WORK REQUIRED: Determine which lines of the records include the word "saturation", and copy them.

Data entries

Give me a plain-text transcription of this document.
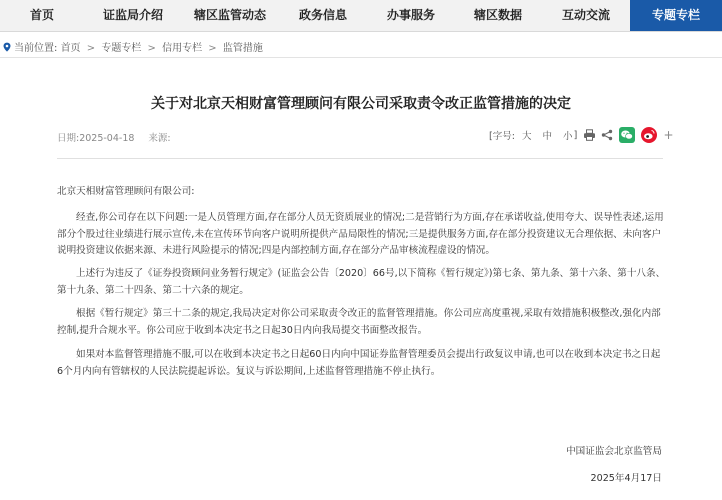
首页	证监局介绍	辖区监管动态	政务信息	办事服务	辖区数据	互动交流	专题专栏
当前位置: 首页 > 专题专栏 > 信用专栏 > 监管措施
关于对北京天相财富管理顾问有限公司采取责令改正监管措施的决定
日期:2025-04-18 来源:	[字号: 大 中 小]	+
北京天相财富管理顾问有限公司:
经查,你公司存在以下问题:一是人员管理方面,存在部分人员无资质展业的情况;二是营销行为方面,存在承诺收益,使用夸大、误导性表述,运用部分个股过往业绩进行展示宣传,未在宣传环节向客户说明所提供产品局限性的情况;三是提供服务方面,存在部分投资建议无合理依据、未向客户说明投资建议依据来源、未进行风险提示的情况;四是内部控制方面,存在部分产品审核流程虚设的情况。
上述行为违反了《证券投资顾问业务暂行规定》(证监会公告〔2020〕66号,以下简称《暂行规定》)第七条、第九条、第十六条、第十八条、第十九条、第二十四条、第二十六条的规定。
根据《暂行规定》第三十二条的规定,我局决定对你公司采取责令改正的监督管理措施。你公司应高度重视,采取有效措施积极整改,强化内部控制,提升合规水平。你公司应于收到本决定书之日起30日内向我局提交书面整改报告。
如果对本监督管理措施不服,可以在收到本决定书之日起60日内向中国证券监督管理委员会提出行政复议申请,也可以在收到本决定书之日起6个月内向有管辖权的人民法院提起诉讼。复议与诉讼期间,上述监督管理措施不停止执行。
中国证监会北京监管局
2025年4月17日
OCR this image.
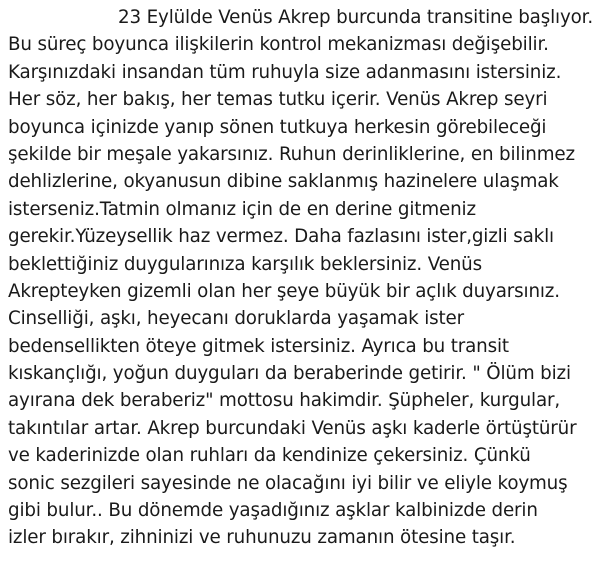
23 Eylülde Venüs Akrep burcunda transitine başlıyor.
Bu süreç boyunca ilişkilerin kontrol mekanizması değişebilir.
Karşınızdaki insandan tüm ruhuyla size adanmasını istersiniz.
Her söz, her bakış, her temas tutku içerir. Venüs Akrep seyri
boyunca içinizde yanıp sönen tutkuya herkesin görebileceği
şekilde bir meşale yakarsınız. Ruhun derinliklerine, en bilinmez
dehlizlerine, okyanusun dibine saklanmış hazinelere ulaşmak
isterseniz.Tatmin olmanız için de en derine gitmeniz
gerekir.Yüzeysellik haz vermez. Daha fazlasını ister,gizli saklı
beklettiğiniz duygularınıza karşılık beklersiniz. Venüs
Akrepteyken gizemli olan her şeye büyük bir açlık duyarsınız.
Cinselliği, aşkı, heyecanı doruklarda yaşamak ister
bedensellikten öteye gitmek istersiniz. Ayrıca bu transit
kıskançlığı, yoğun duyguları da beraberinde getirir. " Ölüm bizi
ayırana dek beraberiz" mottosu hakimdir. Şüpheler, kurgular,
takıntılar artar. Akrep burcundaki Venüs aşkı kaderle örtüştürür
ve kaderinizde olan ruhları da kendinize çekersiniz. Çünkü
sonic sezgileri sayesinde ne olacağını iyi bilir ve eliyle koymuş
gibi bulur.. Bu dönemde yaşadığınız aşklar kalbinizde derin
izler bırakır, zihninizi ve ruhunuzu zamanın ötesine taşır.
* * *
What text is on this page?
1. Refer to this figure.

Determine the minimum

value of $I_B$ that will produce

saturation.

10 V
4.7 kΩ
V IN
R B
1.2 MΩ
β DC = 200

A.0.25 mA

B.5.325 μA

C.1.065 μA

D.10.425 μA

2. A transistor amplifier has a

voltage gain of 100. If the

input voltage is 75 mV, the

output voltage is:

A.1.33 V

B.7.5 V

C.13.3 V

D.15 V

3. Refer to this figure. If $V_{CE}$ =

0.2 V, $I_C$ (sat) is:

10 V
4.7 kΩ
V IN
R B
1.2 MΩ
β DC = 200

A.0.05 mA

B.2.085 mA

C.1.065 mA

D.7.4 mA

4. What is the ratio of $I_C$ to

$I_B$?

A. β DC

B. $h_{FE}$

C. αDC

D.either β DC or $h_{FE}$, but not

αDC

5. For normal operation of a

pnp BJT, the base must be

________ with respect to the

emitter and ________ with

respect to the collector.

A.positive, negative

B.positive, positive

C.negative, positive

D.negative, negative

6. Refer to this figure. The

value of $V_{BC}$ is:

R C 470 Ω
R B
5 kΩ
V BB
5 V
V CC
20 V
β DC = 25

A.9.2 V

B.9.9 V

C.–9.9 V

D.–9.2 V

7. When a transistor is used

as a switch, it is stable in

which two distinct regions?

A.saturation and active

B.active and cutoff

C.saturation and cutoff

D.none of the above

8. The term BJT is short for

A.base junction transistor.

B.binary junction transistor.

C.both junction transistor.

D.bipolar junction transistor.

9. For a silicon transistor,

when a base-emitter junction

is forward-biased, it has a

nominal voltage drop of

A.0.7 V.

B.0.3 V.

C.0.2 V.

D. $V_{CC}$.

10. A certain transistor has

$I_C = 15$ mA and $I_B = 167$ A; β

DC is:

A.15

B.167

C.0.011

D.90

RESPONSE FOR THIS EXERCISE:
saturation.
A.saturation and active
C.saturation and cutoff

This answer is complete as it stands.